= Record extracts =
-- Start --

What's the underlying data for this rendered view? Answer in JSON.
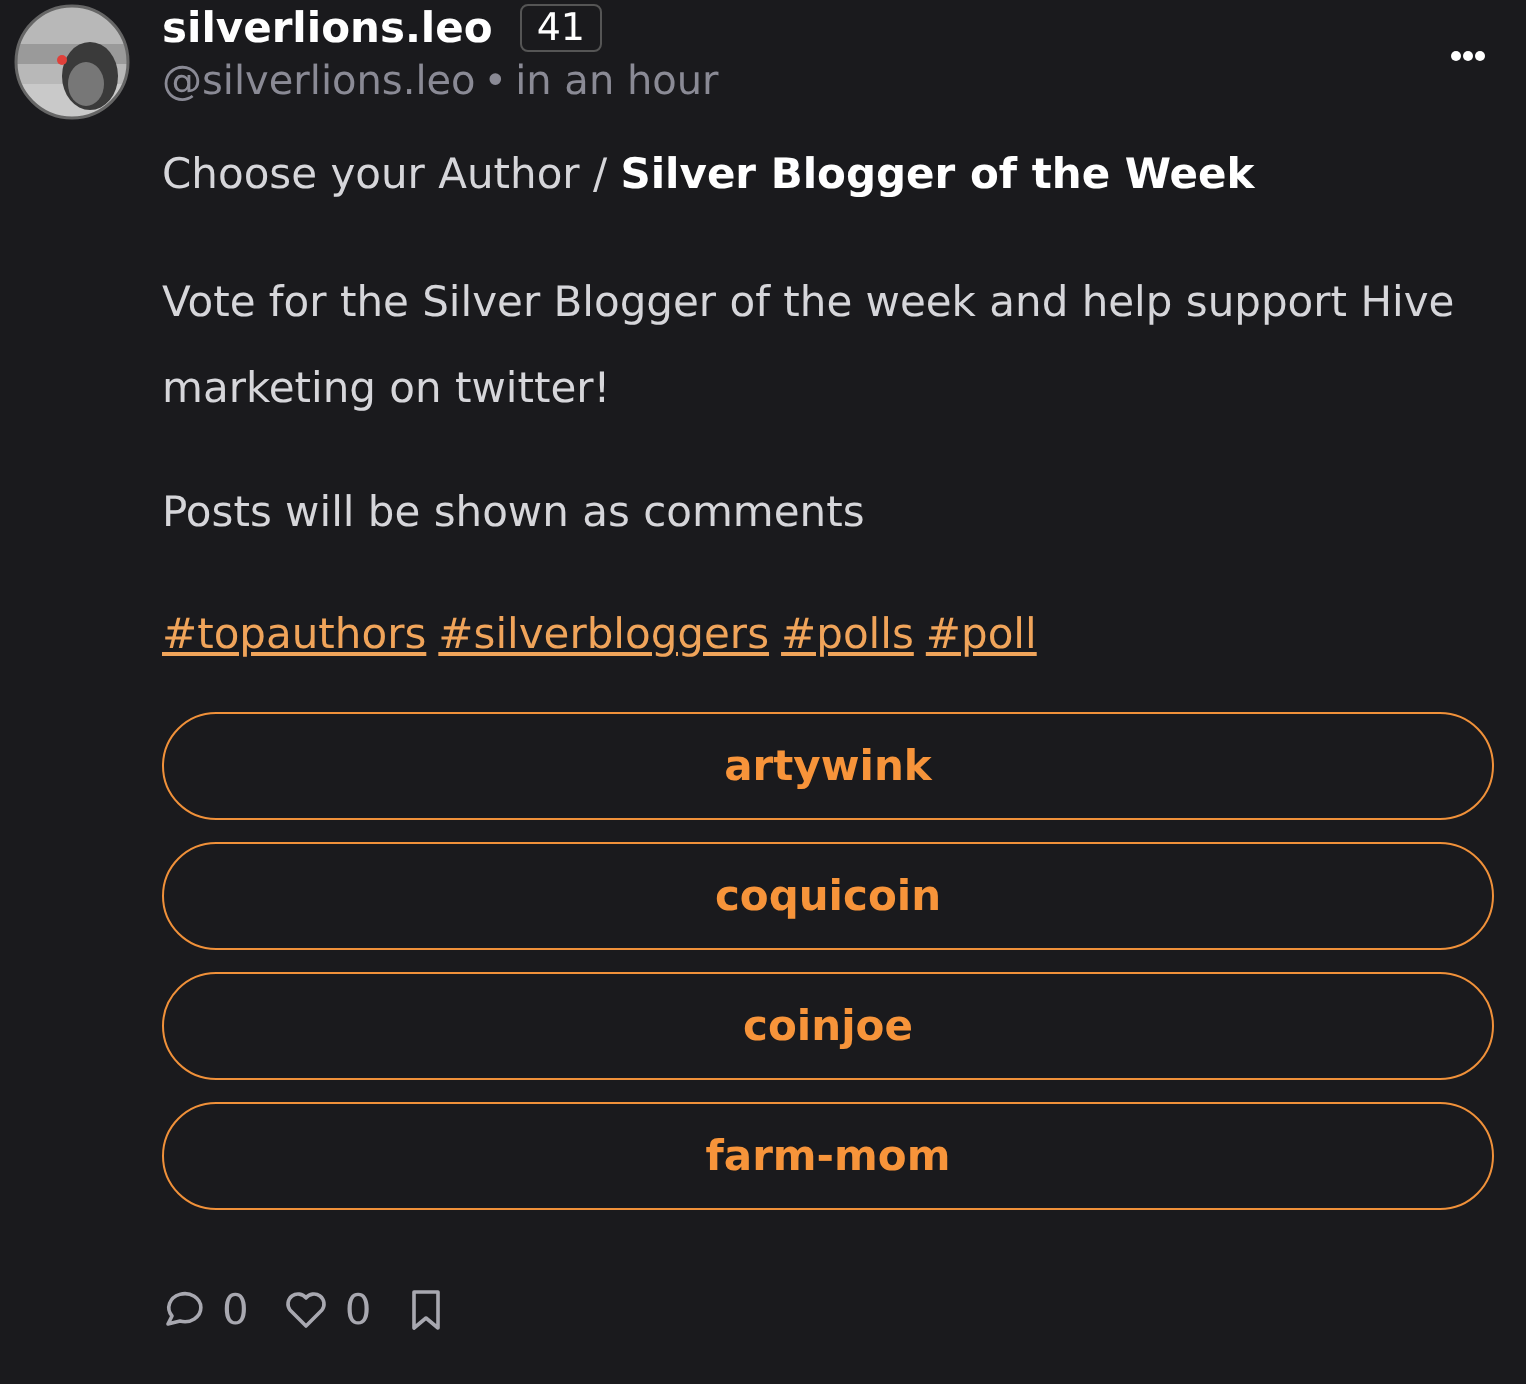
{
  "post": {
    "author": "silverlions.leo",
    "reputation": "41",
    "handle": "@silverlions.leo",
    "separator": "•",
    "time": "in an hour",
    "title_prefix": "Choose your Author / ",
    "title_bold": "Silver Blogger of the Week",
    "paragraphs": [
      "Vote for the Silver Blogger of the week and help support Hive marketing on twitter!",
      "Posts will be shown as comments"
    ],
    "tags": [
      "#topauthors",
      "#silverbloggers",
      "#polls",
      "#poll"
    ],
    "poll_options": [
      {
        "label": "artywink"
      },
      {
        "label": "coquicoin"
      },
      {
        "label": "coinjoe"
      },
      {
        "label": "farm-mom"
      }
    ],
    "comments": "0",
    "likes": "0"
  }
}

-- End --
-- Start --

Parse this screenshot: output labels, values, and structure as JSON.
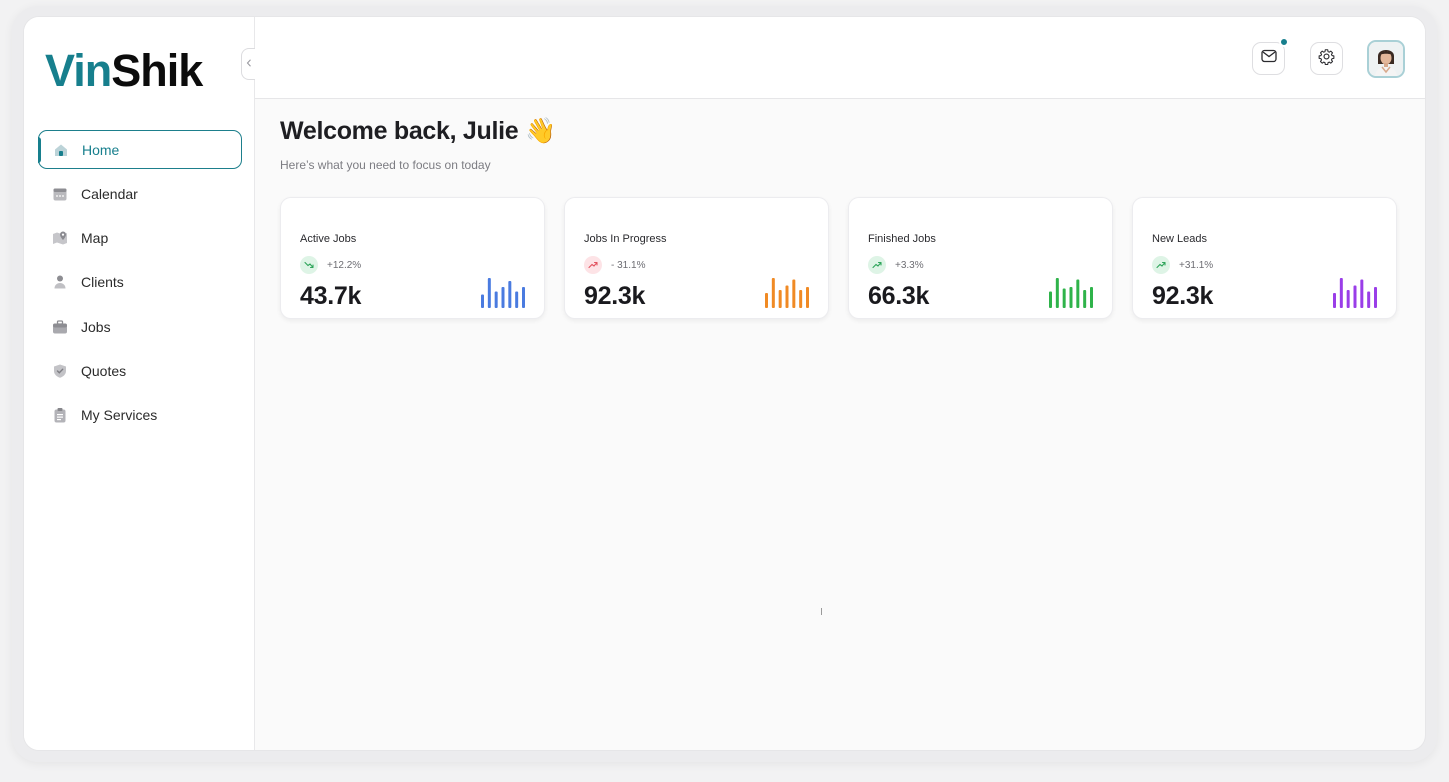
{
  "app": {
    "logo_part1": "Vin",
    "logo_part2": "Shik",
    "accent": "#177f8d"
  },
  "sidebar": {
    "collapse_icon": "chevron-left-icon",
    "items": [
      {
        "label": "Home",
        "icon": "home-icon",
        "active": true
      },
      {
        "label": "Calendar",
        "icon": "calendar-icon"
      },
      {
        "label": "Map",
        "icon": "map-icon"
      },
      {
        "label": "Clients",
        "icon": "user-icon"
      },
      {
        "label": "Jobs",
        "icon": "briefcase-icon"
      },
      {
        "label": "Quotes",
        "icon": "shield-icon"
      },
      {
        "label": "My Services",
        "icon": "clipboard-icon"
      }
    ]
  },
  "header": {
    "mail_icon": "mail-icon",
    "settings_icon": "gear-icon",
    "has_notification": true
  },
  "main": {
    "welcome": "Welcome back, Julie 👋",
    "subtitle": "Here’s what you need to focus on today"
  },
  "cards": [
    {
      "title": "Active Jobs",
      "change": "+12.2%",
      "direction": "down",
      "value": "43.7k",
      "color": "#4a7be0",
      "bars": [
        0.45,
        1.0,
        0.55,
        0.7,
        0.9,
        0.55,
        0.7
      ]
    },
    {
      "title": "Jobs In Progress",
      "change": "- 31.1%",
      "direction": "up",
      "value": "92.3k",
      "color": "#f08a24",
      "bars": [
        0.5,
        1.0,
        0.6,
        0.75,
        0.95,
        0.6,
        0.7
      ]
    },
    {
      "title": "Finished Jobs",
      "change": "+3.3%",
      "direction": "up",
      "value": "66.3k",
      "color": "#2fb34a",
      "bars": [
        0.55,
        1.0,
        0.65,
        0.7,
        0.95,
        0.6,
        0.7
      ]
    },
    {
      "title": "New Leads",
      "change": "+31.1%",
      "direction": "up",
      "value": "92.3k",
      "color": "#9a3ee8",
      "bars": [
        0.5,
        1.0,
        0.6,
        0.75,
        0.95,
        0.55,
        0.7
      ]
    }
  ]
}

-- End --

= Exercise instructions =
From the entries above, pull out each line that includes "this".

= Finished exercise =
What's the underlying data for this rendered view? Answer in JSON.
Parse this screenshot: output labels, values, and structure as JSON.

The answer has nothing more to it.